■ TASK DIRECTIONS
What lines of the data hold the string "tested"? Pull each one out.

■ DATASET CONTENT

-*-*-

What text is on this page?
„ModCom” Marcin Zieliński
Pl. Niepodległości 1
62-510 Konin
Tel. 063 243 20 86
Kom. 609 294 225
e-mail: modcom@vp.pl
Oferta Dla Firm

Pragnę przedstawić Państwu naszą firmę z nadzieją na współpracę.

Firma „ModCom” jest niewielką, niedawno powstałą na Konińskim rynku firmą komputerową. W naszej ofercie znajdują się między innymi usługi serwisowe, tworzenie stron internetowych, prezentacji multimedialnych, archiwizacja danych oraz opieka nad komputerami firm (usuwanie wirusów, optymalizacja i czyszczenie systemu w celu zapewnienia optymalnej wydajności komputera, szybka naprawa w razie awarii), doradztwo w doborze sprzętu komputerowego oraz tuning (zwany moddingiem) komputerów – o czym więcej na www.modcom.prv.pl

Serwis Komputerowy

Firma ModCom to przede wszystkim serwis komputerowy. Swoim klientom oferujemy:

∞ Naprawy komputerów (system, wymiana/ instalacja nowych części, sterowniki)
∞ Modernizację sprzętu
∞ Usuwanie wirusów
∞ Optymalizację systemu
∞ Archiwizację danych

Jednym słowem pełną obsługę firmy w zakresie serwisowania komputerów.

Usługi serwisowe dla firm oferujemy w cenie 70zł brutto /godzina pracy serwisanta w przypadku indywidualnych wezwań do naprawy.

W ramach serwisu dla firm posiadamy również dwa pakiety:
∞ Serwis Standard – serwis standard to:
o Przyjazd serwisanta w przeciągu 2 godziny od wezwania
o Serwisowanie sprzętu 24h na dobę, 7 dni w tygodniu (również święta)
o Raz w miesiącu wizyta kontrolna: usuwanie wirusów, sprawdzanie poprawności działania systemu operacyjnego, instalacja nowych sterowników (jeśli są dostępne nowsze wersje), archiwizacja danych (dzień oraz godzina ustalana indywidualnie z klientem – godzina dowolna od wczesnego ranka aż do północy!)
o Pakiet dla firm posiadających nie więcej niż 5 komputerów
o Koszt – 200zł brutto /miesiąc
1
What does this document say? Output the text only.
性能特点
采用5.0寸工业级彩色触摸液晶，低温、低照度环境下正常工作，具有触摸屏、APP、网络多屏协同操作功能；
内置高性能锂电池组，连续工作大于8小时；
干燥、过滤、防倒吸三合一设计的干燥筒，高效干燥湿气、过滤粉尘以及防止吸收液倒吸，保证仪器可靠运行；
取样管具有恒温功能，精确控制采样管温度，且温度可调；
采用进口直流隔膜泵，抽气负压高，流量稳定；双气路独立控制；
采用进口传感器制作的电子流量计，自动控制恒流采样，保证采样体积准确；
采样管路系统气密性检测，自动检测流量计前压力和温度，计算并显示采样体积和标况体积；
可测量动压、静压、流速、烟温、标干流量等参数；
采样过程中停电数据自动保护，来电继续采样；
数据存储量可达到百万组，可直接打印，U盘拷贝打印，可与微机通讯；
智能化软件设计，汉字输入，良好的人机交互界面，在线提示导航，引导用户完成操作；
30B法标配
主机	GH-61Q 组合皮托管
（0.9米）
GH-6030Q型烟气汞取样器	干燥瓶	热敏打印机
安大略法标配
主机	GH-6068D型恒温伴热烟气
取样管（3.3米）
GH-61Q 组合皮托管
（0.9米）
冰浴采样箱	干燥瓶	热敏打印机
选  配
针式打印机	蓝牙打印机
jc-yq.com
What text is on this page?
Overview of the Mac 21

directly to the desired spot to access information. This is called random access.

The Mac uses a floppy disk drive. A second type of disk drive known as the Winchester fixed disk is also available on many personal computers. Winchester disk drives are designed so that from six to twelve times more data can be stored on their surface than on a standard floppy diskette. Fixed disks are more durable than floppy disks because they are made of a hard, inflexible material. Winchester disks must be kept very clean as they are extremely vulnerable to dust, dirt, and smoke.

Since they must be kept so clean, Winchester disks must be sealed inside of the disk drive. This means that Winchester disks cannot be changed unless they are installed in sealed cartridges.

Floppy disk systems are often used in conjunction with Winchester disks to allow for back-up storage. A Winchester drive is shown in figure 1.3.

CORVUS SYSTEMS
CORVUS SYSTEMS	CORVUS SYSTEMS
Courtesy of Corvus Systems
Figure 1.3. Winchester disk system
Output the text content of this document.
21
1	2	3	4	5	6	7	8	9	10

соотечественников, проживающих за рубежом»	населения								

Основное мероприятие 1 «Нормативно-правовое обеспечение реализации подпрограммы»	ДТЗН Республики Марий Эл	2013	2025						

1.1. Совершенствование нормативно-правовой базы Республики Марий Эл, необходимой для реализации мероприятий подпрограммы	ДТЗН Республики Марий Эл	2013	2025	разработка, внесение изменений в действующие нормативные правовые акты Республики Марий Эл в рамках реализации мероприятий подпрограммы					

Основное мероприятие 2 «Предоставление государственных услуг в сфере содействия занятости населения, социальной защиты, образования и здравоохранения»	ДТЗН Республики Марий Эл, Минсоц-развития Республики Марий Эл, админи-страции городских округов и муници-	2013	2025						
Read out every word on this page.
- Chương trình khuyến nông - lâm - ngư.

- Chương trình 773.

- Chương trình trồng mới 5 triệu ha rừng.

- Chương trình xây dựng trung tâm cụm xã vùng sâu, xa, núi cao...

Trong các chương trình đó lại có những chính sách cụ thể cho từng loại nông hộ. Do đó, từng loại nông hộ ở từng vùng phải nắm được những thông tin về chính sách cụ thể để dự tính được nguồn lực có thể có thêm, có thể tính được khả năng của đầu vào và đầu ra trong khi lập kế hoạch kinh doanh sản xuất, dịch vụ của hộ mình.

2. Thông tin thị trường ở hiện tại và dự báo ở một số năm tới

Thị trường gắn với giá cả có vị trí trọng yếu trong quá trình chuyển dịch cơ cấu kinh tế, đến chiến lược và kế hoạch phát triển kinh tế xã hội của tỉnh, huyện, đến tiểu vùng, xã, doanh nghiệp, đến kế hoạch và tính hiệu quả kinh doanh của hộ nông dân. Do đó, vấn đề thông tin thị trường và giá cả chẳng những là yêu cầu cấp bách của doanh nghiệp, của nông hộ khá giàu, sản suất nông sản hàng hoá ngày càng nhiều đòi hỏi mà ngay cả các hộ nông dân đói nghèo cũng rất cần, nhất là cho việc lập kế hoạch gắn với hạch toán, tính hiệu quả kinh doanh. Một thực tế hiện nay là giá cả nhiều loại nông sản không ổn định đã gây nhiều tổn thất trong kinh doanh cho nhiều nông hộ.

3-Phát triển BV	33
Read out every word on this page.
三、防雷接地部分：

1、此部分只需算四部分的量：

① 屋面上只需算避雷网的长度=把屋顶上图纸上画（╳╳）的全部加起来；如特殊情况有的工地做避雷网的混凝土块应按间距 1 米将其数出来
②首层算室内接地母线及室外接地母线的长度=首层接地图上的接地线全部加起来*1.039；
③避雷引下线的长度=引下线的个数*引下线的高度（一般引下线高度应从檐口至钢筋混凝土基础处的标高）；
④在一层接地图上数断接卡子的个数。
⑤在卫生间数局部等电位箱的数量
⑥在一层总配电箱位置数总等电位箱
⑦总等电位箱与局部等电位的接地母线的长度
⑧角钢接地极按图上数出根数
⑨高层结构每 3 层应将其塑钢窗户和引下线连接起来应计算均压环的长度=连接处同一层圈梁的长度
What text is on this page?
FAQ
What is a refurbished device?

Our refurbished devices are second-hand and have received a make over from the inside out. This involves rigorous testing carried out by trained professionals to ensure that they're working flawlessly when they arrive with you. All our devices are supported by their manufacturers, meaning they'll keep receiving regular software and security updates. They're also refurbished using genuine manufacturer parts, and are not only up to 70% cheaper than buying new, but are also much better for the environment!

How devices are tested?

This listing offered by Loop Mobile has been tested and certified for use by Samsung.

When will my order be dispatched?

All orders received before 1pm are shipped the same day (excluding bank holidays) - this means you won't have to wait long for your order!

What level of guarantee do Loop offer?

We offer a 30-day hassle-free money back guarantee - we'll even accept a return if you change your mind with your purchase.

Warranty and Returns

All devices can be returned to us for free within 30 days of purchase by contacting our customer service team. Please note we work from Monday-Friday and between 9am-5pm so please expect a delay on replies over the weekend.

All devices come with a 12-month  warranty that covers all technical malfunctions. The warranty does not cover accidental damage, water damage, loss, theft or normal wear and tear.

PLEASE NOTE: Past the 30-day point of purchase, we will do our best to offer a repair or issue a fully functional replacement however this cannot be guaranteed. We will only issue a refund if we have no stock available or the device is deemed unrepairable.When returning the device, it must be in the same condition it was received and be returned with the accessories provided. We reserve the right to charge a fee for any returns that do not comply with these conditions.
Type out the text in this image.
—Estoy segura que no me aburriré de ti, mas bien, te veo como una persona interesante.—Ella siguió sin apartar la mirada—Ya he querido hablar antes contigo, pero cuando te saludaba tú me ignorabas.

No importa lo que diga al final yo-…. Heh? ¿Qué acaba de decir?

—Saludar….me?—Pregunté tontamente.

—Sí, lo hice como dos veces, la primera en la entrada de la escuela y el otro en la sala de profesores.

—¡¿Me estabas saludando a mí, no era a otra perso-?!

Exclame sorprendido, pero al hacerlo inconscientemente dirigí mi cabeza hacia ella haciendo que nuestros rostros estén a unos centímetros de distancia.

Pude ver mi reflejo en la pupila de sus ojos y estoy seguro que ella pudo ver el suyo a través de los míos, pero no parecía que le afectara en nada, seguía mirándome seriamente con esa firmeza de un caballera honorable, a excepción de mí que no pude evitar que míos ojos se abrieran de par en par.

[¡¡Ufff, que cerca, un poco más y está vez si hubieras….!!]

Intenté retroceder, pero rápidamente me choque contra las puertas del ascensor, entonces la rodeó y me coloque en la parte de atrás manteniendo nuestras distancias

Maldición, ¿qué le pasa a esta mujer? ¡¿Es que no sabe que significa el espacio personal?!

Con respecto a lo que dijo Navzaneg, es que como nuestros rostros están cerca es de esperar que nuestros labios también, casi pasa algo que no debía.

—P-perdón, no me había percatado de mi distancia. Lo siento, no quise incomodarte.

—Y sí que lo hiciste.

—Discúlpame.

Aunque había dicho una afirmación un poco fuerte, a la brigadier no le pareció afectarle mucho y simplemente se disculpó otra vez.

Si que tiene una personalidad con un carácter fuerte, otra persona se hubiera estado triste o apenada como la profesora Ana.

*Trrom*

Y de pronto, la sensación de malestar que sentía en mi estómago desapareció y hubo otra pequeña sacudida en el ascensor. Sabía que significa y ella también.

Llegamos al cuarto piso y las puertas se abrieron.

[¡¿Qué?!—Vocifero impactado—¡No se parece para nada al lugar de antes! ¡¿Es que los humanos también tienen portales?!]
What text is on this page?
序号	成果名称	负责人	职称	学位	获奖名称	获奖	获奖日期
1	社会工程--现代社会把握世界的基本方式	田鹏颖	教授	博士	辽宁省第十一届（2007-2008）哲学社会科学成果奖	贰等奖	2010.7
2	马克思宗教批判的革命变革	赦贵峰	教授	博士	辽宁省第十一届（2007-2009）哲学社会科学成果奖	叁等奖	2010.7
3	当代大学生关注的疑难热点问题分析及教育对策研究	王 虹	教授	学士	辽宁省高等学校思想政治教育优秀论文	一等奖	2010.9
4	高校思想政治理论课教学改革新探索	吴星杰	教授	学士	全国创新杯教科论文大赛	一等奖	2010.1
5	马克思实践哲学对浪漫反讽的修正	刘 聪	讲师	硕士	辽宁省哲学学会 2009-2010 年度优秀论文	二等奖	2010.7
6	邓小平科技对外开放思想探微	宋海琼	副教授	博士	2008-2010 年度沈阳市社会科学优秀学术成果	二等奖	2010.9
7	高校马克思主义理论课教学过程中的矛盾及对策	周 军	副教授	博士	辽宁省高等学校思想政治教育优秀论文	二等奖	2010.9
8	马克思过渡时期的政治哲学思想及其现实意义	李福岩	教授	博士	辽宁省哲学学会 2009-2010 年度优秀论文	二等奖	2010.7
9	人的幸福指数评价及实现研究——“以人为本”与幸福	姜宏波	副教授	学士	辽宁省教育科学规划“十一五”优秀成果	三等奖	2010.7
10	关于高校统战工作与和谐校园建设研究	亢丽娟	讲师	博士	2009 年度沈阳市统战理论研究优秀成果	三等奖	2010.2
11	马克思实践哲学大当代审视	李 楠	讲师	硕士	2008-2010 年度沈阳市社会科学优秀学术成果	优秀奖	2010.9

-*-*-

■ RESPONSE
How devices are tested?
This listing offered by Loop Mobile has been tested and certified for use by Samsung.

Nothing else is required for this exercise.